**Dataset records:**
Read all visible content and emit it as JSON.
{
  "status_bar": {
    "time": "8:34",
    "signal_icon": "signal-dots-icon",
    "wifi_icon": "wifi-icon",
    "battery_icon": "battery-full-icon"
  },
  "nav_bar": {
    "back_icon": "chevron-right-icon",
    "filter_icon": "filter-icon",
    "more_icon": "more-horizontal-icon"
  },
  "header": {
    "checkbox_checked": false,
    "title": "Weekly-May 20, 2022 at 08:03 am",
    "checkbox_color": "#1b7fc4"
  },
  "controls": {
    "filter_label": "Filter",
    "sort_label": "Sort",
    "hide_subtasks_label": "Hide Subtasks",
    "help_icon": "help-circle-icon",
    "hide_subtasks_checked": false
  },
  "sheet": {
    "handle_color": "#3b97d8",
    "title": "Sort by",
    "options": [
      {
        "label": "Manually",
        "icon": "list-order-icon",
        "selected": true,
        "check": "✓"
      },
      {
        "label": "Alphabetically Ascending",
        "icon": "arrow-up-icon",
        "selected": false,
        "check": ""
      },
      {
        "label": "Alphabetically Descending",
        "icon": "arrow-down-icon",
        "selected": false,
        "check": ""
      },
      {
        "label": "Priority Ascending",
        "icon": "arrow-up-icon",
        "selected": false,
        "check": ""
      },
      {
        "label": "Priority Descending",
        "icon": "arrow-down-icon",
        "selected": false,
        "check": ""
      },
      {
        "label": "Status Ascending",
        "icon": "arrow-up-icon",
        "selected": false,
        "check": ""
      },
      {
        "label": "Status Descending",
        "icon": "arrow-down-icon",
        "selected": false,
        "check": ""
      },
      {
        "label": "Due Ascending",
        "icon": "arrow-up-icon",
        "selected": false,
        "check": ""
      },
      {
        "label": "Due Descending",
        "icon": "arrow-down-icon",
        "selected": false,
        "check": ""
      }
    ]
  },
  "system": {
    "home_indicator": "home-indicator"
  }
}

**OBJECTIVE:** Recopy the whole listing exactly.

**RESULT FOR THIS TASK:**
Read all visible content and emit it as JSON.
{
  "status_bar": {
    "time": "8:34",
    "signal_icon": "signal-dots-icon",
    "wifi_icon": "wifi-icon",
    "battery_icon": "battery-full-icon"
  },
  "nav_bar": {
    "back_icon": "chevron-right-icon",
    "filter_icon": "filter-icon",
    "more_icon": "more-horizontal-icon"
  },
  "header": {
    "checkbox_checked": false,
    "title": "Weekly-May 20, 2022 at 08:03 am",
    "checkbox_color": "#1b7fc4"
  },
  "controls": {
    "filter_label": "Filter",
    "sort_label": "Sort",
    "hide_subtasks_label": "Hide Subtasks",
    "help_icon": "help-circle-icon",
    "hide_subtasks_checked": false
  },
  "sheet": {
    "handle_color": "#3b97d8",
    "title": "Sort by",
    "options": [
      {
        "label": "Manually",
        "icon": "list-order-icon",
        "selected": true,
        "check": "✓"
      },
      {
        "label": "Alphabetically Ascending",
        "icon": "arrow-up-icon",
        "selected": false,
        "check": ""
      },
      {
        "label": "Alphabetically Descending",
        "icon": "arrow-down-icon",
        "selected": false,
        "check": ""
      },
      {
        "label": "Priority Ascending",
        "icon": "arrow-up-icon",
        "selected": false,
        "check": ""
      },
      {
        "label": "Priority Descending",
        "icon": "arrow-down-icon",
        "selected": false,
        "check": ""
      },
      {
        "label": "Status Ascending",
        "icon": "arrow-up-icon",
        "selected": false,
        "check": ""
      },
      {
        "label": "Status Descending",
        "icon": "arrow-down-icon",
        "selected": false,
        "check": ""
      },
      {
        "label": "Due Ascending",
        "icon": "arrow-up-icon",
        "selected": false,
        "check": ""
      },
      {
        "label": "Due Descending",
        "icon": "arrow-down-icon",
        "selected": false,
        "check": ""
      }
    ]
  },
  "system": {
    "home_indicator": "home-indicator"
  }
}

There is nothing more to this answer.